# Start of INFORMATION SHOWN

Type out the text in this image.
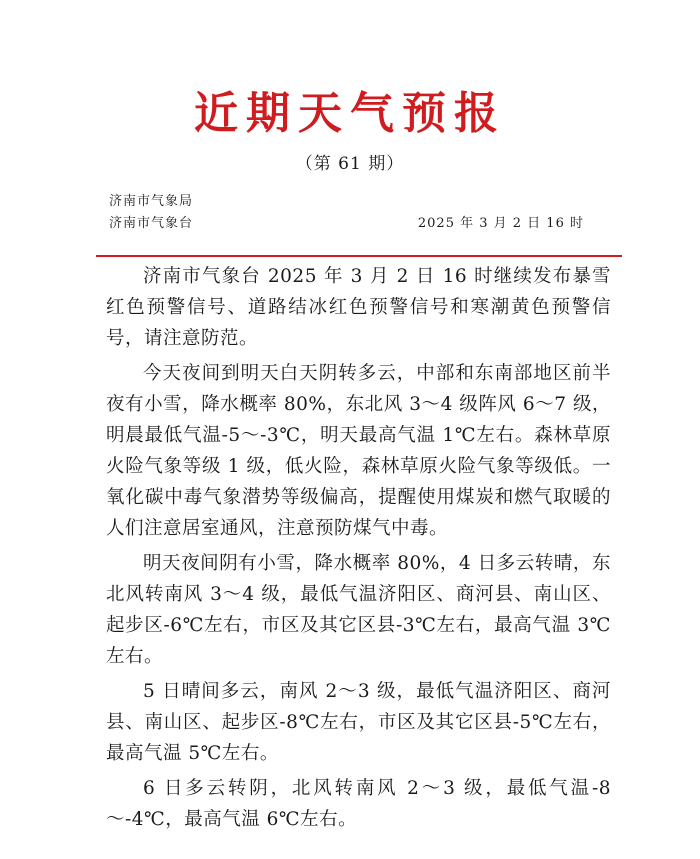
近期天气预报
（第 61 期）
济南市气象局
济南市气象台	2025 年 3 月 2 日 16 时

济南市气象台 2025 年 3 月 2 日 16 时继续发布暴雪红色预警信号、道路结冰红色预警信号和寒潮黄色预警信号，请注意防范。

今天夜间到明天白天阴转多云，中部和东南部地区前半夜有小雪，降水概率 80%，东北风 3～4 级阵风 6～7 级，明晨最低气温-5～-3℃，明天最高气温 1℃左右。森林草原火险气象等级 1 级，低火险，森林草原火险气象等级低。一氧化碳中毒气象潜势等级偏高，提醒使用煤炭和燃气取暖的人们注意居室通风，注意预防煤气中毒。

明天夜间阴有小雪，降水概率 80%，4 日多云转晴，东北风转南风 3～4 级，最低气温济阳区、商河县、南山区、起步区-6℃左右，市区及其它区县-3℃左右，最高气温 3℃左右。

5 日晴间多云，南风 2～3 级，最低气温济阳区、商河县、南山区、起步区-8℃左右，市区及其它区县-5℃左右，最高气温 5℃左右。

6 日多云转阴，北风转南风 2～3 级，最低气温-8～-4℃，最高气温 6℃左右。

# End of INFORMATION SHOWN

All of the material above is to be copied exactly, except for its images.

Type out the text in this image.
近期天气预报
（第 61 期）
济南市气象局
济南市气象台	2025 年 3 月 2 日 16 时

济南市气象台 2025 年 3 月 2 日 16 时继续发布暴雪红色预警信号、道路结冰红色预警信号和寒潮黄色预警信号，请注意防范。

今天夜间到明天白天阴转多云，中部和东南部地区前半夜有小雪，降水概率 80%，东北风 3～4 级阵风 6～7 级，明晨最低气温-5～-3℃，明天最高气温 1℃左右。森林草原火险气象等级 1 级，低火险，森林草原火险气象等级低。一氧化碳中毒气象潜势等级偏高，提醒使用煤炭和燃气取暖的人们注意居室通风，注意预防煤气中毒。

明天夜间阴有小雪，降水概率 80%，4 日多云转晴，东北风转南风 3～4 级，最低气温济阳区、商河县、南山区、起步区-6℃左右，市区及其它区县-3℃左右，最高气温 3℃左右。

5 日晴间多云，南风 2～3 级，最低气温济阳区、商河县、南山区、起步区-8℃左右，市区及其它区县-5℃左右，最高气温 5℃左右。

6 日多云转阴，北风转南风 2～3 级，最低气温-8～-4℃，最高气温 6℃左右。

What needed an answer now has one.